Stored records:
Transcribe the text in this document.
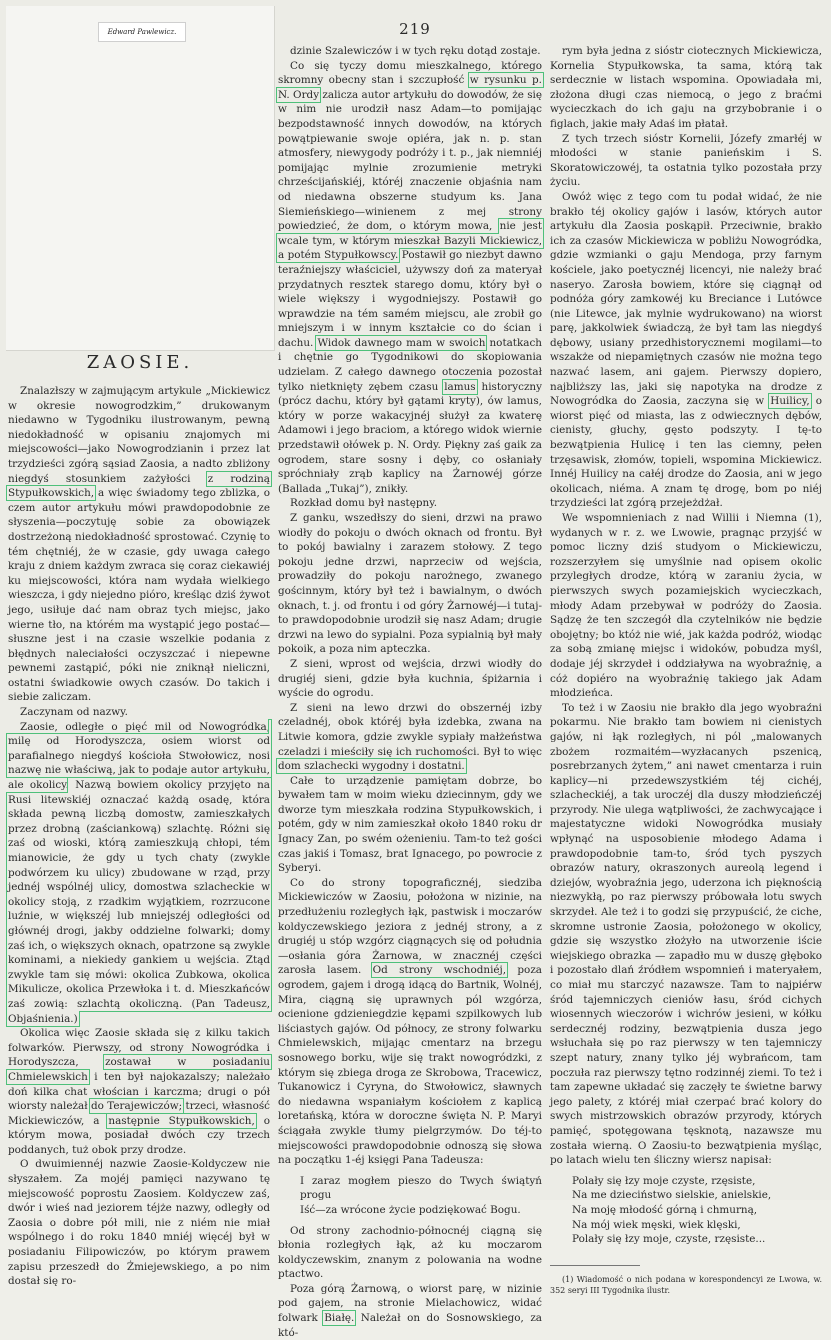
219
Edward Pawlewicz.
ZAOSIE.

Znalazłszy w zajmującym artykule „Mickiewicz w okresie nowogrodzkim,” drukowanym niedawno w Tygodniku ilustrowanym, pewną niedokładność w opisaniu znajomych mi miejscowości—jako Nowogrodzianin i przez lat trzydzieści zgórą sąsiad Zaosia, a nadto zbliżony niegdyś stosunkiem zażyłości z rodziną Stypułkowskich, a więc świadomy tego zblizka, o czem autor artykułu mówi prawdopodobnie ze słyszenia—poczytuję sobie za obowiązek dostrzeżoną niedokładność sprostować. Czynię to tém chętniéj, że w czasie, gdy uwaga całego kraju z dniem każdym zwraca się coraz ciekawiéj ku miejscowości, która nam wydała wielkiego wieszcza, i gdy niejedno pióro, kreśląc dziś żywot jego, usiłuje dać nam obraz tych miejsc, jako wierne tło, na którém ma wystąpić jego postać—słuszne jest i na czasie wszelkie podania z błędnych naleciałości oczyszczać i niepewne pewnemi zastąpić, póki nie zniknął nieliczni, ostatni świadkowie owych czasów. Do takich i siebie zaliczam.

Zaczynam od nazwy.

Zaosie, odległe o pięć mil od Nowogródka, milę od Horodyszcza, osiem wiorst od parafialnego niegdyś kościoła Stwołowicz, nosi nazwę nie właściwą, jak to podaje autor artykułu, ale okolicy. Nazwą bowiem okolicy przyjęto na Rusi litewskiéj oznaczać każdą osadę, która składa pewną liczbą domostw, zamieszkałych przez drobną (zaściankową) szlachtę. Różni się zaś od wioski, którą zamieszkują chłopi, tém mianowicie, że gdy u tych chaty (zwykle podwórzem ku ulicy) zbudowane w rząd, przy jednéj wspólnéj ulicy, domostwa szlacheckie w okolicy stoją, z rzadkim wyjątkiem, rozrzucone luźnie, w większéj lub mniejszéj odległości od głównéj drogi, jakby oddzielne folwarki; domy zaś ich, o większych oknach, opatrzone są zwykle kominami, a niekiedy gankiem u wejścia. Ztąd zwykle tam się mówi: okolica Zubkowa, okolica Mikulicze, okolica Przewłoka i t. d. Mieszkańców zaś zowią: szlachtą okoliczną. (Pan Tadeusz, Objaśnienia.)

Okolica więc Zaosie składa się z kilku takich folwarków. Pierwszy, od strony Nowogródka i Horodyszcza, zostawał w posiadaniu Chmielewskich i ten był najokazalszy; należało doń kilka chat włościan i karczma; drugi o pół wiorsty należał do Terajewiczów; trzeci, własność Mickiewiczów, a następnie Stypułkowskich, o którym mowa, posiadał dwóch czy trzech poddanych, tuż obok przy drodze.

O dwuimiennéj nazwie Zaosie-Koldyczew nie słyszałem. Za mojéj pamięci nazywano tę miejscowość poprostu Zaosiem. Koldyczew zaś, dwór i wieś nad jeziorem téjże nazwy, odległy od Zaosia o dobre pół mili, nie z niém nie miał wspólnego i do roku 1840 mniéj więcéj był w posiadaniu Filipowiczów, po którym prawem zapisu przeszedł do Żmiejewskiego, a po nim dostał się ro-

dzinie Szalewiczów i w tych ręku dotąd zostaje.

Co się tyczy domu mieszkalnego, którego skromny obecny stan i szczupłość w rysunku p. N. Ordy zalicza autor artykułu do dowodów, że się w nim nie urodził nasz Adam—to pomijając bezpodstawność innych dowodów, na których powątpiewanie swoje opiéra, jak n. p. stan atmosfery, niewygody podróży i t. p., jak niemniéj pomijając mylnie zrozumienie metryki chrześcijańskiéj, któréj znaczenie objaśnia nam od niedawna obszerne studyum ks. Jana Siemieńskiego—winienem z mej strony powiedzieć, że dom, o którym mowa, nie jest wcale tym, w którym mieszkał Bazyli Mickiewicz, a potém Stypułkowscy. Postawił go niezbyt dawno teraźniejszy właściciel, używszy doń za materyał przydatnych resztek starego domu, który był o wiele większy i wygodniejszy. Postawił go wprawdzie na tém samém miejscu, ale zrobił go mniejszym i w innym kształcie co do ścian i dachu. Widok dawnego mam w swoich notatkach i chętnie go Tygodnikowi do skopiowania udzielam. Z całego dawnego otoczenia pozostał tylko nietknięty zębem czasu lamus historyczny (prócz dachu, który był gątami kryty), ów lamus, który w porze wakacyjnéj służył za kwaterę Adamowi i jego braciom, a którego widok wiernie przedstawił ołówek p. N. Ordy. Piękny zaś gaik za ogrodem, stare sosny i dęby, co osłaniały spróchniały zrąb kaplicy na Żarnowéj górze (Ballada „Tukaj”), znikły.

Rozkład domu był następny.

Z ganku, wszedłszy do sieni, drzwi na prawo wiodły do pokoju o dwóch oknach od frontu. Był to pokój bawialny i zarazem stołowy. Z tego pokoju jedne drzwi, naprzeciw od wejścia, prowadziły do pokoju narożnego, zwanego gościnnym, który był też i bawialnym, o dwóch oknach, t. j. od frontu i od góry Żarnowéj—i tutaj-to prawdopodobnie urodził się nasz Adam; drugie drzwi na lewo do sypialni. Poza sypialnią był mały pokoik, a poza nim apteczka.

Z sieni, wprost od wejścia, drzwi wiodły do drugiéj sieni, gdzie była kuchnia, śpiżarnia i wyście do ogrodu.

Z sieni na lewo drzwi do obszernéj izby czeladnéj, obok któréj była izdebka, zwana na Litwie komora, gdzie zwykle sypiały małżeństwa czeladzi i mieściły się ich ruchomości. Był to więc dom szlachecki wygodny i dostatni.

Całe to urządzenie pamiętam dobrze, bo bywałem tam w moim wieku dziecinnym, gdy we dworze tym mieszkała rodzina Stypułkowskich, i potém, gdy w nim zamieszkał około 1840 roku dr Ignacy Zan, po swém ożenieniu. Tam-to też gości czas jakiś i Tomasz, brat Ignacego, po powrocie z Syberyi.

Co do strony topograficznéj, siedziba Mickiewiczów w Zaosiu, położona w nizinie, na przedłużeniu rozległych łąk, pastwisk i moczarów koldyczewskiego jeziora z jednéj strony, a z drugiéj u stóp wzgórz ciągnących się od południa—osłania góra Żarnowa, w znacznéj części zarosła lasem. Od strony wschodniéj, poza ogrodem, gajem i drogą idącą do Bartnik, Wolnéj, Mira, ciągną się uprawnych pól wzgórza, ocienione gdzieniegdzie kępami szpilkowych lub liściastych gajów. Od północy, ze strony folwarku Chmielewskich, mijając cmentarz na brzegu sosnowego borku, wije się trakt nowogródzki, z którym się zbiega droga ze Skrobowa, Tracewicz, Tukanowicz i Cyryna, do Stwołowicz, sławnych do niedawna wspaniałym kościołem z kaplicą loretańską, która w doroczne święta N. P. Maryi ściągała zwykle tłumy pielgrzymów. Do téj-to miejscowości prawdopodobnie odnoszą się słowa na początku 1-éj księgi Pana Tadeusza:

I zaraz mogłem pieszo do Twych świątyń progu
Iść—za wrócone życie podziękować Bogu.

Od strony zachodnio-północnéj ciągną się błonia rozległych łąk, aż ku moczarom koldyczewskim, znanym z polowania na wodne ptactwo.

Poza górą Żarnową, o wiorst parę, w nizinie pod gajem, na stronie Mielachowicz, widać folwark Białę. Należał on do Sosnowskiego, za któ-

rym była jedna z sióstr ciotecznych Mickiewicza, Kornelia Stypułkowska, ta sama, którą tak serdecznie w listach wspomina. Opowiadała mi, złożona długi czas niemocą, o jego z braćmi wycieczkach do ich gaju na grzybobranie i o figlach, jakie mały Adaś im płatał.

Z tych trzech sióstr Kornelii, Józefy zmarłéj w młodości w stanie panieńskim i S. Skoratowiczowéj, ta ostatnia tylko pozostała przy życiu.

Owóż więc z tego com tu podał widać, że nie brakło téj okolicy gajów i lasów, których autor artykułu dla Zaosia poskąpił. Przeciwnie, brakło ich za czasów Mickiewicza w pobliżu Nowogródka, gdzie wzmianki o gaju Mendoga, przy farnym kościele, jako poetycznéj licencyi, nie należy brać naseryo. Zarosła bowiem, które się ciągnął od podnóża góry zamkowéj ku Breciance i Lutówce (nie Litewce, jak mylnie wydrukowano) na wiorst parę, jakkolwiek świadczą, że był tam las niegdyś dębowy, usiany przedhistorycznemi mogilami—to wszakże od niepamiętnych czasów nie można tego nazwać lasem, ani gajem. Pierwszy dopiero, najbliższy las, jaki się napotyka na drodze z Nowogródka do Zaosia, zaczyna się w Huilicy, o wiorst pięć od miasta, las z odwiecznych dębów, cienisty, głuchy, gęsto podszyty. I tę-to bezwątpienia Hulicę i ten las ciemny, pełen trzęsawisk, złomów, topieli, wspomina Mickiewicz. Innéj Huilicy na całéj drodze do Zaosia, ani w jego okolicach, niéma. A znam tę drogę, bom po niéj trzydzieści lat zgórą przejeżdżał.

We wspomnieniach z nad Willii i Niemna (1), wydanych w r. z. we Lwowie, pragnąc przyjść w pomoc liczny dziś studyom o Mickiewiczu, rozszerzyłem się umyślnie nad opisem okolic przyległych drodze, którą w zaraniu życia, w pierwszych swych pozamiejskich wycieczkach, młody Adam przebywał w podróży do Zaosia. Sądzę że ten szczegół dla czytelników nie będzie obojętny; bo któż nie wié, jak każda podróż, wiodąc za sobą zmianę miejsc i widoków, pobudza myśl, dodaje jéj skrzydeł i oddziaływa na wyobraźnię, a cóż dopiéro na wyobraźnię takiego jak Adam młodzieńca.

To też i w Zaosiu nie brakło dla jego wyobraźni pokarmu. Nie brakło tam bowiem ni cienistych gajów, ni łąk rozległych, ni pól „malowanych zbożem rozmaitém—wyzłacanych pszenicą, posrebrzanych żytem,” ani nawet cmentarza i ruin kaplicy—ni przedewszystkiém téj cichéj, szlacheckiéj, a tak uroczéj dla duszy młodzieńczéj przyrody. Nie ulega wątpliwości, że zachwycające i majestatyczne widoki Nowogródka musiały wpłynąć na usposobienie młodego Adama i prawdopodobnie tam-to, śród tych pyszych obrazów natury, okraszonych aureolą legend i dziejów, wyobraźnia jego, uderzona ich pięknością niezwykłą, po raz pierwszy próbowała lotu swych skrzydeł. Ale też i to godzi się przypuścić, że ciche, skromne ustronie Zaosia, położonego w okolicy, gdzie się wszystko złożyło na utworzenie iście wiejskiego obrazka — zapadło mu w duszę głęboko i pozostało dlań źródłem wspomnień i materyałem, co miał mu starczyć nazawsze. Tam to najpiérw śród tajemniczych cieniów łasu, śród cichych wiosennych wieczorów i wichrów jesieni, w kółku serdecznéj rodziny, bezwątpienia dusza jego wsłuchała się po raz pierwszy w ten tajemniczy szept natury, znany tylko jéj wybrańcom, tam poczuła raz pierwszy tętno rodzinnéj ziemi. To też i tam zapewne układać się zaczęły te świetne barwy jego palety, z któréj miał czerpać brać kolory do swych mistrzowskich obrazów przyrody, których pamięć, spotęgowana tęsknotą, nazawsze mu została wierną. O Zaosiu-to bezwątpienia myśląc, po latach wielu ten śliczny wiersz napisał:

Polały się łzy moje czyste, rzęsiste,
Na me dzieciństwo sielskie, anielskie,
Na moję młodość górną i chmurną,
Na mój wiek męski, wiek klęski,
Polały się łzy moje, czyste, rzęsiste...

(1) Wiadomość o nich podana w korespondencyi ze Lwowa, w. 352 seryi III Tygodnika ilustr.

## PROMPT
Where a line above includes "wycieczkach", copy that line.

## EXPECTED ANSWER
rym była jedna z sióstr ciotecznych Mickiewicza, Kornelia Stypułkowska, ta sama, którą tak serdecznie w listach wspomina. Opowiadała mi, złożona długi czas niemocą, o jego z braćmi wycieczkach do ich gaju na grzybobranie i o figlach, jakie mały Adaś im płatał.
We wspomnieniach z nad Willii i Niemna (1), wydanych w r. z. we Lwowie, pragnąc przyjść w pomoc liczny dziś studyom o Mickiewiczu, rozszerzyłem się umyślnie nad opisem okolic przyległych drodze, którą w zaraniu życia, w pierwszych swych pozamiejskich wycieczkach, młody Adam przebywał w podróży do Zaosia. Sądzę że ten szczegół dla czytelników nie będzie obojętny; bo któż nie wié, jak każda podróż, wiodąc za sobą zmianę miejsc i widoków, pobudza myśl, dodaje jéj skrzydeł i oddziaływa na wyobraźnię, a cóż dopiéro na wyobraźnię takiego jak Adam młodzieńca.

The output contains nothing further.